**DATA ROWS**
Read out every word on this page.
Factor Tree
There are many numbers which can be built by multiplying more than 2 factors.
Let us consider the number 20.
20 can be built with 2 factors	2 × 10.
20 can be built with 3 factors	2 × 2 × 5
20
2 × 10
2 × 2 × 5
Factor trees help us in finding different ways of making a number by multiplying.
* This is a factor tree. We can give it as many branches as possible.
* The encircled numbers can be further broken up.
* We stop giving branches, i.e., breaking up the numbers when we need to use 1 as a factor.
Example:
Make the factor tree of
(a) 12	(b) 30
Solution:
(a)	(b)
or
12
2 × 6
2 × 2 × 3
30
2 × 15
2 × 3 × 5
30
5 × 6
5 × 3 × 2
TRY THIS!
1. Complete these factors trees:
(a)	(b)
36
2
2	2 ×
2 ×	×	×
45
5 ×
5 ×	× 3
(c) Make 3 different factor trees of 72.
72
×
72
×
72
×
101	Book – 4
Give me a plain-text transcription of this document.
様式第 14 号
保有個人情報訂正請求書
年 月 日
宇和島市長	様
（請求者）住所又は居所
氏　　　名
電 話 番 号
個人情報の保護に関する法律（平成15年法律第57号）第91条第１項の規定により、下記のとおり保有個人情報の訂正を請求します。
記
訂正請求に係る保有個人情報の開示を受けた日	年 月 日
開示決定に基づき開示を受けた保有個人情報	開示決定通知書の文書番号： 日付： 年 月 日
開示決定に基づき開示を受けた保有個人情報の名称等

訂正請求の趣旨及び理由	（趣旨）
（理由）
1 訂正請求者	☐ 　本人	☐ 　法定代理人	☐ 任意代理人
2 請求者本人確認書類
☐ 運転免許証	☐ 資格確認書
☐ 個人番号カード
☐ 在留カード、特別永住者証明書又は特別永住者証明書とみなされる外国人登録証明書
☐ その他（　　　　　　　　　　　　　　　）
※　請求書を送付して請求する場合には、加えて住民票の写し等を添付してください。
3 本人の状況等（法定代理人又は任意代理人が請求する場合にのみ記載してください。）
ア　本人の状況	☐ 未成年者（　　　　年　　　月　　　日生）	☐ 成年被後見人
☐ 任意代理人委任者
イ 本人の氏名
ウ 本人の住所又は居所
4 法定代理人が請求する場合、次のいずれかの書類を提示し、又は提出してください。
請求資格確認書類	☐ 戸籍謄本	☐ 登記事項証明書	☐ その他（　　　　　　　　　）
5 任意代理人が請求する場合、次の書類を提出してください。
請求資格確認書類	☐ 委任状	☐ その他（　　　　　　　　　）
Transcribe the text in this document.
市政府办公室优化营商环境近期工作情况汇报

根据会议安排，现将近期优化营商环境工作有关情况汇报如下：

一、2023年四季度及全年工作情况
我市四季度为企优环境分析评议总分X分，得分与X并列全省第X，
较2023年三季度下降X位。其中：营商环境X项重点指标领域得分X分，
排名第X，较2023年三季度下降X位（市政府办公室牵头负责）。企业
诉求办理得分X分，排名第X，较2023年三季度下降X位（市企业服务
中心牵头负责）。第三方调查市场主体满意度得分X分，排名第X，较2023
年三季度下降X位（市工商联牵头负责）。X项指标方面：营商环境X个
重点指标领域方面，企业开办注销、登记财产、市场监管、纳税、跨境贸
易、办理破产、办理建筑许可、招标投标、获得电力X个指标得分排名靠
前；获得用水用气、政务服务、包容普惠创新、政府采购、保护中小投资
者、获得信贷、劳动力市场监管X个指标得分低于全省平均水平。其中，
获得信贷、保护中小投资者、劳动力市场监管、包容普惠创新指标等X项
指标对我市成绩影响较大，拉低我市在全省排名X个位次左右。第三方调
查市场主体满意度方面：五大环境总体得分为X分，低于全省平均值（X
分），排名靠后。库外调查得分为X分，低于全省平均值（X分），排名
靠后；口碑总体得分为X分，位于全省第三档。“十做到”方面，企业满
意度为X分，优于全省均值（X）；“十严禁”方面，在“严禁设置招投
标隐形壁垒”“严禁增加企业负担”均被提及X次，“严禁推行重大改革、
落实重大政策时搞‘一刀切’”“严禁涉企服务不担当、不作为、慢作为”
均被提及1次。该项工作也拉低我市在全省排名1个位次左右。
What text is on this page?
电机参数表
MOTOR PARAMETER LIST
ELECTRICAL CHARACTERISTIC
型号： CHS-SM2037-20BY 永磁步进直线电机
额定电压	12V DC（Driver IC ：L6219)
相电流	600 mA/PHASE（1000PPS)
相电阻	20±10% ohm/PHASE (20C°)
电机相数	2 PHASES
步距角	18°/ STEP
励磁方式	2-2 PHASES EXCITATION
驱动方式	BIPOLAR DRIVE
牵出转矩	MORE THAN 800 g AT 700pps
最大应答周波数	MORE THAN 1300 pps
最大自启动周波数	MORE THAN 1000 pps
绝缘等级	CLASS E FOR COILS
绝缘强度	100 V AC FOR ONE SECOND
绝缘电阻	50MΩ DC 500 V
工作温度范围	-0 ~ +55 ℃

**GOAL**
Find the line containing "Transcribe the text in this document." in the material above. Print it and every line after it through the end, exactly and only those.

**WORKED SOLUTION**
Transcribe the text in this document.
市政府办公室优化营商环境近期工作情况汇报

根据会议安排，现将近期优化营商环境工作有关情况汇报如下：

一、2023年四季度及全年工作情况
我市四季度为企优环境分析评议总分X分，得分与X并列全省第X，
较2023年三季度下降X位。其中：营商环境X项重点指标领域得分X分，
排名第X，较2023年三季度下降X位（市政府办公室牵头负责）。企业
诉求办理得分X分，排名第X，较2023年三季度下降X位（市企业服务
中心牵头负责）。第三方调查市场主体满意度得分X分，排名第X，较2023
年三季度下降X位（市工商联牵头负责）。X项指标方面：营商环境X个
重点指标领域方面，企业开办注销、登记财产、市场监管、纳税、跨境贸
易、办理破产、办理建筑许可、招标投标、获得电力X个指标得分排名靠
前；获得用水用气、政务服务、包容普惠创新、政府采购、保护中小投资
者、获得信贷、劳动力市场监管X个指标得分低于全省平均水平。其中，
获得信贷、保护中小投资者、劳动力市场监管、包容普惠创新指标等X项
指标对我市成绩影响较大，拉低我市在全省排名X个位次左右。第三方调
查市场主体满意度方面：五大环境总体得分为X分，低于全省平均值（X
分），排名靠后。库外调查得分为X分，低于全省平均值（X分），排名
靠后；口碑总体得分为X分，位于全省第三档。“十做到”方面，企业满
意度为X分，优于全省均值（X）；“十严禁”方面，在“严禁设置招投
标隐形壁垒”“严禁增加企业负担”均被提及X次，“严禁推行重大改革、
落实重大政策时搞‘一刀切’”“严禁涉企服务不担当、不作为、慢作为”
均被提及1次。该项工作也拉低我市在全省排名1个位次左右。
What text is on this page?
电机参数表
MOTOR PARAMETER LIST
ELECTRICAL CHARACTERISTIC
型号： CHS-SM2037-20BY 永磁步进直线电机
额定电压	12V DC（Driver IC ：L6219)
相电流	600 mA/PHASE（1000PPS)
相电阻	20±10% ohm/PHASE (20C°)
电机相数	2 PHASES
步距角	18°/ STEP
励磁方式	2-2 PHASES EXCITATION
驱动方式	BIPOLAR DRIVE
牵出转矩	MORE THAN 800 g AT 700pps
最大应答周波数	MORE THAN 1300 pps
最大自启动周波数	MORE THAN 1000 pps
绝缘等级	CLASS E FOR COILS
绝缘强度	100 V AC FOR ONE SECOND
绝缘电阻	50MΩ DC 500 V
工作温度范围	-0 ~ +55 ℃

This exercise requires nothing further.